» Entries:
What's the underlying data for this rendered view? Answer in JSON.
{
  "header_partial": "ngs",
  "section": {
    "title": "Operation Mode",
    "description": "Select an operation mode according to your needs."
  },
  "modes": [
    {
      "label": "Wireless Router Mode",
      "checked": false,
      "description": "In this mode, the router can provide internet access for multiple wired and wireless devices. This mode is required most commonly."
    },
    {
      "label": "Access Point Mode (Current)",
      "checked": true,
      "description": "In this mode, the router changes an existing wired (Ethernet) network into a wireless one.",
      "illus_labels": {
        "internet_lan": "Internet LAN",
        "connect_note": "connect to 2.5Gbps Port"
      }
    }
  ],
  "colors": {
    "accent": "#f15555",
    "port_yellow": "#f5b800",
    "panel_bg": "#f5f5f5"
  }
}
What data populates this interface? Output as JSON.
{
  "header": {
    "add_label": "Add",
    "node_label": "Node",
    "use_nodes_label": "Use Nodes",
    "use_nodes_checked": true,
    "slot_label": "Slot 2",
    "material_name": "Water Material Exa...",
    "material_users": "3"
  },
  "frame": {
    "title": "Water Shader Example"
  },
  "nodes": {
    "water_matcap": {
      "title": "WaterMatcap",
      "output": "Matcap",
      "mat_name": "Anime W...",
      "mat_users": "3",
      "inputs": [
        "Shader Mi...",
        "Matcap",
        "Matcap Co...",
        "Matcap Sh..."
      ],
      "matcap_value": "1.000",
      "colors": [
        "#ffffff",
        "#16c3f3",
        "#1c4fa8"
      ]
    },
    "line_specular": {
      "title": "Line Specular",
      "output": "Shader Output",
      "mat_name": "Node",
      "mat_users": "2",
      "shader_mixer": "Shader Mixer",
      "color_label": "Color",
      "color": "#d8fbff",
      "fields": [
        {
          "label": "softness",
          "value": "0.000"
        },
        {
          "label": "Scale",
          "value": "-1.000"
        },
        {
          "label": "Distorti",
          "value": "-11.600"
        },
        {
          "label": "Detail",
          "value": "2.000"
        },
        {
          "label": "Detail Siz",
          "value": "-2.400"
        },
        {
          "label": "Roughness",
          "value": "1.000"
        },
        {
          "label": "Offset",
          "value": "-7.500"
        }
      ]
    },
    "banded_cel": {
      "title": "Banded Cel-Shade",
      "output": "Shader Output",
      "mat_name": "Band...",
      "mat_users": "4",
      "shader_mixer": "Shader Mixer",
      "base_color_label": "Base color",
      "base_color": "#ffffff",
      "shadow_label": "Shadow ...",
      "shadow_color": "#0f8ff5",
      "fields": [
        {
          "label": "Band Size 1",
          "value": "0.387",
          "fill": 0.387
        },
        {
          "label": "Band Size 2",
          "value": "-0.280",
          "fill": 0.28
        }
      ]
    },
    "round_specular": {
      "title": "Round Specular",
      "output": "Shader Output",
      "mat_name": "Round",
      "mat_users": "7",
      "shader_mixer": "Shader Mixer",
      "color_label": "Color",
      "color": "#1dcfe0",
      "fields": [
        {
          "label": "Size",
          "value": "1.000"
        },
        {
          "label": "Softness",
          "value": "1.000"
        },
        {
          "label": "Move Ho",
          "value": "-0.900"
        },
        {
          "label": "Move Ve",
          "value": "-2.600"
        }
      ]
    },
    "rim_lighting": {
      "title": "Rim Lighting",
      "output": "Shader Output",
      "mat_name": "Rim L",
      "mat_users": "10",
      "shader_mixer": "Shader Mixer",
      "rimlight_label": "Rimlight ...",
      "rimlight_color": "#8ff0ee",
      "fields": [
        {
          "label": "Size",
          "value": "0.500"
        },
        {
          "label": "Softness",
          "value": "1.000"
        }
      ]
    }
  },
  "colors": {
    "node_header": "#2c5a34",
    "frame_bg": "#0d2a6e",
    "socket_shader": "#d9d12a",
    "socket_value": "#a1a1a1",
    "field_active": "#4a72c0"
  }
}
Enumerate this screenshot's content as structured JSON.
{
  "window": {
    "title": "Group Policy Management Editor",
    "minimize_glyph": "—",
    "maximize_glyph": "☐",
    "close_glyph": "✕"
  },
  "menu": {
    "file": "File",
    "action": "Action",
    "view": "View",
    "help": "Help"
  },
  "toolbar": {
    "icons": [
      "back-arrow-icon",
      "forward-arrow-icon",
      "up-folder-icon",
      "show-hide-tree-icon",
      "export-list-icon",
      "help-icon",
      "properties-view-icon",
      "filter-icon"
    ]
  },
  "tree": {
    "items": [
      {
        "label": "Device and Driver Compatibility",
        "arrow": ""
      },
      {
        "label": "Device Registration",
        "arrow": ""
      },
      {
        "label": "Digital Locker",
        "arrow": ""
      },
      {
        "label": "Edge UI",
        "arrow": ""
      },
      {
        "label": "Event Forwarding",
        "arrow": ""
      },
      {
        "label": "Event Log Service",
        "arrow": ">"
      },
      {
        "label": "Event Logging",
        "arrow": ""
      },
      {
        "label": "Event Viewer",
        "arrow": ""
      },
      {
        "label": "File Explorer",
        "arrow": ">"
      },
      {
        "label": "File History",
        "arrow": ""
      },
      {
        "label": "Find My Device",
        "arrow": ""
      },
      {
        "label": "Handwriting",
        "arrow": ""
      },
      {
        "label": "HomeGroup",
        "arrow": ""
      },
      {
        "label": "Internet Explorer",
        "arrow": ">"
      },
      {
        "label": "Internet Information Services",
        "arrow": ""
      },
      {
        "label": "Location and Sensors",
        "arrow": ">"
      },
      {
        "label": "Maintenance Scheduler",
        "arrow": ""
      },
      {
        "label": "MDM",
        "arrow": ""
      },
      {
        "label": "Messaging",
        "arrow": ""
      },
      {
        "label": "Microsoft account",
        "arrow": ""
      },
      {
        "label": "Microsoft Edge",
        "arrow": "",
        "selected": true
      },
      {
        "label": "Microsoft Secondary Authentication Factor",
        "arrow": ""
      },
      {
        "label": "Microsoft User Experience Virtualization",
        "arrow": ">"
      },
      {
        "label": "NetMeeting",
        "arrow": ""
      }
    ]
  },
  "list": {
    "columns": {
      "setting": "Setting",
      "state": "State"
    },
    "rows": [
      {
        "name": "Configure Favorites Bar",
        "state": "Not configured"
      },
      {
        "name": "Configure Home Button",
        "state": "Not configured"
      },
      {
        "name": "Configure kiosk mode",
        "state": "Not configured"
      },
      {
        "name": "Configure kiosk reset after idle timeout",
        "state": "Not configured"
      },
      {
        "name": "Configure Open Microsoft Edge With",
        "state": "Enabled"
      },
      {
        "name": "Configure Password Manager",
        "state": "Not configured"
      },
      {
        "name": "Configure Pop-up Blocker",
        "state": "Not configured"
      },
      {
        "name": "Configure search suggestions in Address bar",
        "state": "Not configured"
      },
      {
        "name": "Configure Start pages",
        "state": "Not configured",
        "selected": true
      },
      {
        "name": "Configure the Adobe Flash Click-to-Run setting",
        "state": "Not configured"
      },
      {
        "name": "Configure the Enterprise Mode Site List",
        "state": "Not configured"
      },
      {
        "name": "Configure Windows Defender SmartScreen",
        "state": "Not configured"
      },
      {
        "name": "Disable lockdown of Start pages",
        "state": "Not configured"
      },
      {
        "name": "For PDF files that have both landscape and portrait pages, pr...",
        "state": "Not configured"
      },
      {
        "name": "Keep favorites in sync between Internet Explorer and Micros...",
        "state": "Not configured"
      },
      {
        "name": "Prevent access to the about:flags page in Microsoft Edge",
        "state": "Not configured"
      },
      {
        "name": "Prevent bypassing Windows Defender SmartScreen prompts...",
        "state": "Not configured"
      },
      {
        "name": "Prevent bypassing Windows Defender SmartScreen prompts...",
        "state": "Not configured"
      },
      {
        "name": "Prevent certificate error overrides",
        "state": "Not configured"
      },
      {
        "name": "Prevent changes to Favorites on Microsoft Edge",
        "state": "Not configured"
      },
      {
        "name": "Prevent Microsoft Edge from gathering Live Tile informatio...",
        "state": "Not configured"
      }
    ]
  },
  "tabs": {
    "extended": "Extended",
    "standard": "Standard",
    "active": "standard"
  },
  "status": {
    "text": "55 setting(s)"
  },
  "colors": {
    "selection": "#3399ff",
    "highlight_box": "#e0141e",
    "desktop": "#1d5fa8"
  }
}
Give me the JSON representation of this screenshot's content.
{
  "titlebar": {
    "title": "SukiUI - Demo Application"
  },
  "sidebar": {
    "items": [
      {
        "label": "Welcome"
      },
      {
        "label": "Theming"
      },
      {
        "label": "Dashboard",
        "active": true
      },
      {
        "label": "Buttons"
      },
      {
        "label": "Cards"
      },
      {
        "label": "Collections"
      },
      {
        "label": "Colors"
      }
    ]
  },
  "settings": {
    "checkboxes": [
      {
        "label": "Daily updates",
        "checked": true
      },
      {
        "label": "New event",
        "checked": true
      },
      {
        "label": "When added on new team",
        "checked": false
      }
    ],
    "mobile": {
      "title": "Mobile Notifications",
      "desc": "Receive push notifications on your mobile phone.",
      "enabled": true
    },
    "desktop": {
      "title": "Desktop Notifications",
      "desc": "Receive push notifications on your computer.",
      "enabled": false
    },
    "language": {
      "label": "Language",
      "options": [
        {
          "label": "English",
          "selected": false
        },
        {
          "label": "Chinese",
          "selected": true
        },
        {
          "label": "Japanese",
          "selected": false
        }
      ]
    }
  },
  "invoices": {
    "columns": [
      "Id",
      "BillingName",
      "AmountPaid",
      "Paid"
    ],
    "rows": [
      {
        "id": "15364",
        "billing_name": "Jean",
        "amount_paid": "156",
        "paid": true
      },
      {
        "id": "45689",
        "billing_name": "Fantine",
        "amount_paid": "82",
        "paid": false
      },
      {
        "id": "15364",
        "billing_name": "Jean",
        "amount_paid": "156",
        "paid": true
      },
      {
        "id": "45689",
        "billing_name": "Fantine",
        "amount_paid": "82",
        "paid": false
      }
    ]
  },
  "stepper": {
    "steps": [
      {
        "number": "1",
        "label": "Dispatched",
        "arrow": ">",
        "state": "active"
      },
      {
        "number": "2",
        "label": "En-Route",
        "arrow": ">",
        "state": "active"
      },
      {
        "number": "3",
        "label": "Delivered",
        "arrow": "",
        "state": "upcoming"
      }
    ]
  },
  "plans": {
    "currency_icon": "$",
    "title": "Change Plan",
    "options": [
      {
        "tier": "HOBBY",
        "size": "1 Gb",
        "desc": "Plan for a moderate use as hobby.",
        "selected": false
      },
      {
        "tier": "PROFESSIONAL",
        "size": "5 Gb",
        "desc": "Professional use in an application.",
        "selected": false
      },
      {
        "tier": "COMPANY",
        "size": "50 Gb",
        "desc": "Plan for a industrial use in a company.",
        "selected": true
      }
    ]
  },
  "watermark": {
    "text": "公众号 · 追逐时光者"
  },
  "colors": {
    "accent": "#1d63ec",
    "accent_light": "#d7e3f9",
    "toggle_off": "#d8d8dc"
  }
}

» Work instructions:
Identify and extract each line of the listing that contains "JSON".

» Correct result:
What's the underlying data for this rendered view? Answer in JSON.
What data populates this interface? Output as JSON.
Enumerate this screenshot's content as structured JSON.
Give me the JSON representation of this screenshot's content.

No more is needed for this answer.